___ DATA EXCERPTS

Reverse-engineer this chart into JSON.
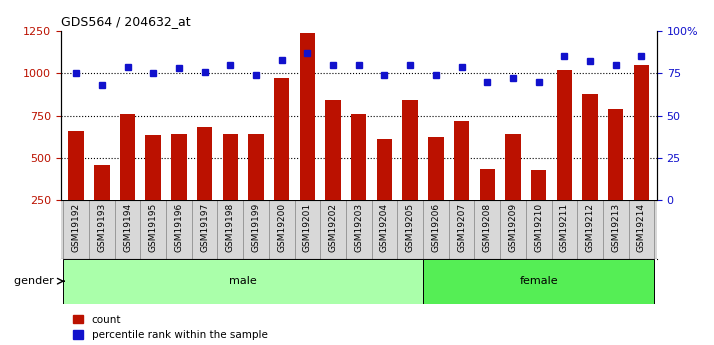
{
  "title": "GDS564 / 204632_at",
  "samples": [
    "GSM19192",
    "GSM19193",
    "GSM19194",
    "GSM19195",
    "GSM19196",
    "GSM19197",
    "GSM19198",
    "GSM19199",
    "GSM19200",
    "GSM19201",
    "GSM19202",
    "GSM19203",
    "GSM19204",
    "GSM19205",
    "GSM19206",
    "GSM19207",
    "GSM19208",
    "GSM19209",
    "GSM19210",
    "GSM19211",
    "GSM19212",
    "GSM19213",
    "GSM19214"
  ],
  "counts": [
    660,
    455,
    760,
    635,
    640,
    680,
    640,
    640,
    975,
    1240,
    840,
    760,
    610,
    840,
    625,
    715,
    435,
    640,
    430,
    1020,
    880,
    790,
    1050
  ],
  "percentile_ranks": [
    75,
    68,
    79,
    75,
    78,
    76,
    80,
    74,
    83,
    87,
    80,
    80,
    74,
    80,
    74,
    79,
    70,
    72,
    70,
    85,
    82,
    80,
    85
  ],
  "gender": [
    "male",
    "male",
    "male",
    "male",
    "male",
    "male",
    "male",
    "male",
    "male",
    "male",
    "male",
    "male",
    "male",
    "male",
    "female",
    "female",
    "female",
    "female",
    "female",
    "female",
    "female",
    "female",
    "female"
  ],
  "male_color": "#aaffaa",
  "female_color": "#55ee55",
  "bar_color": "#bb1100",
  "dot_color": "#1111cc",
  "ylim_left": [
    250,
    1250
  ],
  "ylim_right": [
    0,
    100
  ],
  "yticks_left": [
    250,
    500,
    750,
    1000,
    1250
  ],
  "yticks_right": [
    0,
    25,
    50,
    75,
    100
  ],
  "plot_bg_color": "#ffffff",
  "tick_area_bg": "#d8d8d8",
  "dotted_line_values": [
    500,
    750,
    1000
  ],
  "gender_label": "gender"
}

______

→ **GOAL**
Excluding the pictures, reproduce every entry exactly as given.

→ **SOLUTION FOR THIS TASK**
Reverse-engineer this chart into JSON.
{
  "title": "GDS564 / 204632_at",
  "samples": [
    "GSM19192",
    "GSM19193",
    "GSM19194",
    "GSM19195",
    "GSM19196",
    "GSM19197",
    "GSM19198",
    "GSM19199",
    "GSM19200",
    "GSM19201",
    "GSM19202",
    "GSM19203",
    "GSM19204",
    "GSM19205",
    "GSM19206",
    "GSM19207",
    "GSM19208",
    "GSM19209",
    "GSM19210",
    "GSM19211",
    "GSM19212",
    "GSM19213",
    "GSM19214"
  ],
  "counts": [
    660,
    455,
    760,
    635,
    640,
    680,
    640,
    640,
    975,
    1240,
    840,
    760,
    610,
    840,
    625,
    715,
    435,
    640,
    430,
    1020,
    880,
    790,
    1050
  ],
  "percentile_ranks": [
    75,
    68,
    79,
    75,
    78,
    76,
    80,
    74,
    83,
    87,
    80,
    80,
    74,
    80,
    74,
    79,
    70,
    72,
    70,
    85,
    82,
    80,
    85
  ],
  "gender": [
    "male",
    "male",
    "male",
    "male",
    "male",
    "male",
    "male",
    "male",
    "male",
    "male",
    "male",
    "male",
    "male",
    "male",
    "female",
    "female",
    "female",
    "female",
    "female",
    "female",
    "female",
    "female",
    "female"
  ],
  "male_color": "#aaffaa",
  "female_color": "#55ee55",
  "bar_color": "#bb1100",
  "dot_color": "#1111cc",
  "ylim_left": [
    250,
    1250
  ],
  "ylim_right": [
    0,
    100
  ],
  "yticks_left": [
    250,
    500,
    750,
    1000,
    1250
  ],
  "yticks_right": [
    0,
    25,
    50,
    75,
    100
  ],
  "plot_bg_color": "#ffffff",
  "tick_area_bg": "#d8d8d8",
  "dotted_line_values": [
    500,
    750,
    1000
  ],
  "gender_label": "gender"
}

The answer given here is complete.